## Given problem
Give all of the lines again, with nothing added or dropped.

══════

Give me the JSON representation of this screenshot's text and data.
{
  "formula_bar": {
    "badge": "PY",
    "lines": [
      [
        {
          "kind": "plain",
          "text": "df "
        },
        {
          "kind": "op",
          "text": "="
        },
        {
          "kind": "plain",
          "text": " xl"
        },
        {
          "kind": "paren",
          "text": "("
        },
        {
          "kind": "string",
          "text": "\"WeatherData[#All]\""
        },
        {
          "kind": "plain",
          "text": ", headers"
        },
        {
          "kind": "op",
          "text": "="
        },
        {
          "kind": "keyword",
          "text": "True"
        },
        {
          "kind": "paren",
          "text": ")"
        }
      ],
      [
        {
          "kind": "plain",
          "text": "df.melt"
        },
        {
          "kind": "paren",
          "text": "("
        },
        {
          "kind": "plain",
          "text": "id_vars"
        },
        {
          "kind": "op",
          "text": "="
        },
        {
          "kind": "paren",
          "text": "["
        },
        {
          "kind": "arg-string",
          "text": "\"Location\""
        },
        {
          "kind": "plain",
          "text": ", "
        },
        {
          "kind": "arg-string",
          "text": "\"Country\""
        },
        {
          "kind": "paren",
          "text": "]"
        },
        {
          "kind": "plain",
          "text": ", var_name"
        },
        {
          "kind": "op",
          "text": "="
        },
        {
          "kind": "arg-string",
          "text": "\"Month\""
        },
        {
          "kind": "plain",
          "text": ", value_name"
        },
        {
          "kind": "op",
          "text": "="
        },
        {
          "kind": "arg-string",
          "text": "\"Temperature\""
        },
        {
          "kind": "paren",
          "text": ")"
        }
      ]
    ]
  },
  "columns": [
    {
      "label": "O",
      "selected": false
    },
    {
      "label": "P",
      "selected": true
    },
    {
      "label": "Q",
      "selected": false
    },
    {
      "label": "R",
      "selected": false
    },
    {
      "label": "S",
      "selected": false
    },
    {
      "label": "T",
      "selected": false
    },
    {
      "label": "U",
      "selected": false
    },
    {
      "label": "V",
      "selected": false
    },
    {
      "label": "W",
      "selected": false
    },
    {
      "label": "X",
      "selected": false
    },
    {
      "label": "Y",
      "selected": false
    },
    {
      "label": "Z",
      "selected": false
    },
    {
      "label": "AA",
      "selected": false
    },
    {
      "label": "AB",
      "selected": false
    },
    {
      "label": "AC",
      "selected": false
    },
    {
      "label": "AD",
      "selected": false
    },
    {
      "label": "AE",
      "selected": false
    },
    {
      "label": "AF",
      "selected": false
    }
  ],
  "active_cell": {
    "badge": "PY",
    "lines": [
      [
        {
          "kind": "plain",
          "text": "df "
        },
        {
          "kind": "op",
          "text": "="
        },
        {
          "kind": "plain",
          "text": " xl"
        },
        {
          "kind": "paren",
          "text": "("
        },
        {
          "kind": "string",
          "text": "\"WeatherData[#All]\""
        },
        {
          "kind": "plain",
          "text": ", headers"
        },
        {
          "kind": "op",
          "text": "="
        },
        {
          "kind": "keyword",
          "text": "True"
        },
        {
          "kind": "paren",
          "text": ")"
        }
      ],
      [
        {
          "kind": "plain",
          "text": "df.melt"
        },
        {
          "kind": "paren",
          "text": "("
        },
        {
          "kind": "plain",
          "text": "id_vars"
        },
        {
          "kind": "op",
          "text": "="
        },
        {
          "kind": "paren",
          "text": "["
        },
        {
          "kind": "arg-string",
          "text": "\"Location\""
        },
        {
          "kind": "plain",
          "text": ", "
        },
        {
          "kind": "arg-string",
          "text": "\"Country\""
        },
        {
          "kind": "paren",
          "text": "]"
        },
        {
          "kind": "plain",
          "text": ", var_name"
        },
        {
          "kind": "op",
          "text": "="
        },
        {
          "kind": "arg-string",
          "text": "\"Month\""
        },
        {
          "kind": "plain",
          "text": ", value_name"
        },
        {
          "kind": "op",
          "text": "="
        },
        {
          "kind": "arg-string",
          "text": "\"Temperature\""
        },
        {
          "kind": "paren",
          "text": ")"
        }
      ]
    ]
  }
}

══════

## Result of the task
Give me the JSON representation of this screenshot's text and data.
{
  "formula_bar": {
    "badge": "PY",
    "lines": [
      [
        {
          "kind": "plain",
          "text": "df "
        },
        {
          "kind": "op",
          "text": "="
        },
        {
          "kind": "plain",
          "text": " xl"
        },
        {
          "kind": "paren",
          "text": "("
        },
        {
          "kind": "string",
          "text": "\"WeatherData[#All]\""
        },
        {
          "kind": "plain",
          "text": ", headers"
        },
        {
          "kind": "op",
          "text": "="
        },
        {
          "kind": "keyword",
          "text": "True"
        },
        {
          "kind": "paren",
          "text": ")"
        }
      ],
      [
        {
          "kind": "plain",
          "text": "df.melt"
        },
        {
          "kind": "paren",
          "text": "("
        },
        {
          "kind": "plain",
          "text": "id_vars"
        },
        {
          "kind": "op",
          "text": "="
        },
        {
          "kind": "paren",
          "text": "["
        },
        {
          "kind": "arg-string",
          "text": "\"Location\""
        },
        {
          "kind": "plain",
          "text": ", "
        },
        {
          "kind": "arg-string",
          "text": "\"Country\""
        },
        {
          "kind": "paren",
          "text": "]"
        },
        {
          "kind": "plain",
          "text": ", var_name"
        },
        {
          "kind": "op",
          "text": "="
        },
        {
          "kind": "arg-string",
          "text": "\"Month\""
        },
        {
          "kind": "plain",
          "text": ", value_name"
        },
        {
          "kind": "op",
          "text": "="
        },
        {
          "kind": "arg-string",
          "text": "\"Temperature\""
        },
        {
          "kind": "paren",
          "text": ")"
        }
      ]
    ]
  },
  "columns": [
    {
      "label": "O",
      "selected": false
    },
    {
      "label": "P",
      "selected": true
    },
    {
      "label": "Q",
      "selected": false
    },
    {
      "label": "R",
      "selected": false
    },
    {
      "label": "S",
      "selected": false
    },
    {
      "label": "T",
      "selected": false
    },
    {
      "label": "U",
      "selected": false
    },
    {
      "label": "V",
      "selected": false
    },
    {
      "label": "W",
      "selected": false
    },
    {
      "label": "X",
      "selected": false
    },
    {
      "label": "Y",
      "selected": false
    },
    {
      "label": "Z",
      "selected": false
    },
    {
      "label": "AA",
      "selected": false
    },
    {
      "label": "AB",
      "selected": false
    },
    {
      "label": "AC",
      "selected": false
    },
    {
      "label": "AD",
      "selected": false
    },
    {
      "label": "AE",
      "selected": false
    },
    {
      "label": "AF",
      "selected": false
    }
  ],
  "active_cell": {
    "badge": "PY",
    "lines": [
      [
        {
          "kind": "plain",
          "text": "df "
        },
        {
          "kind": "op",
          "text": "="
        },
        {
          "kind": "plain",
          "text": " xl"
        },
        {
          "kind": "paren",
          "text": "("
        },
        {
          "kind": "string",
          "text": "\"WeatherData[#All]\""
        },
        {
          "kind": "plain",
          "text": ", headers"
        },
        {
          "kind": "op",
          "text": "="
        },
        {
          "kind": "keyword",
          "text": "True"
        },
        {
          "kind": "paren",
          "text": ")"
        }
      ],
      [
        {
          "kind": "plain",
          "text": "df.melt"
        },
        {
          "kind": "paren",
          "text": "("
        },
        {
          "kind": "plain",
          "text": "id_vars"
        },
        {
          "kind": "op",
          "text": "="
        },
        {
          "kind": "paren",
          "text": "["
        },
        {
          "kind": "arg-string",
          "text": "\"Location\""
        },
        {
          "kind": "plain",
          "text": ", "
        },
        {
          "kind": "arg-string",
          "text": "\"Country\""
        },
        {
          "kind": "paren",
          "text": "]"
        },
        {
          "kind": "plain",
          "text": ", var_name"
        },
        {
          "kind": "op",
          "text": "="
        },
        {
          "kind": "arg-string",
          "text": "\"Month\""
        },
        {
          "kind": "plain",
          "text": ", value_name"
        },
        {
          "kind": "op",
          "text": "="
        },
        {
          "kind": "arg-string",
          "text": "\"Temperature\""
        },
        {
          "kind": "paren",
          "text": ")"
        }
      ]
    ]
  }
}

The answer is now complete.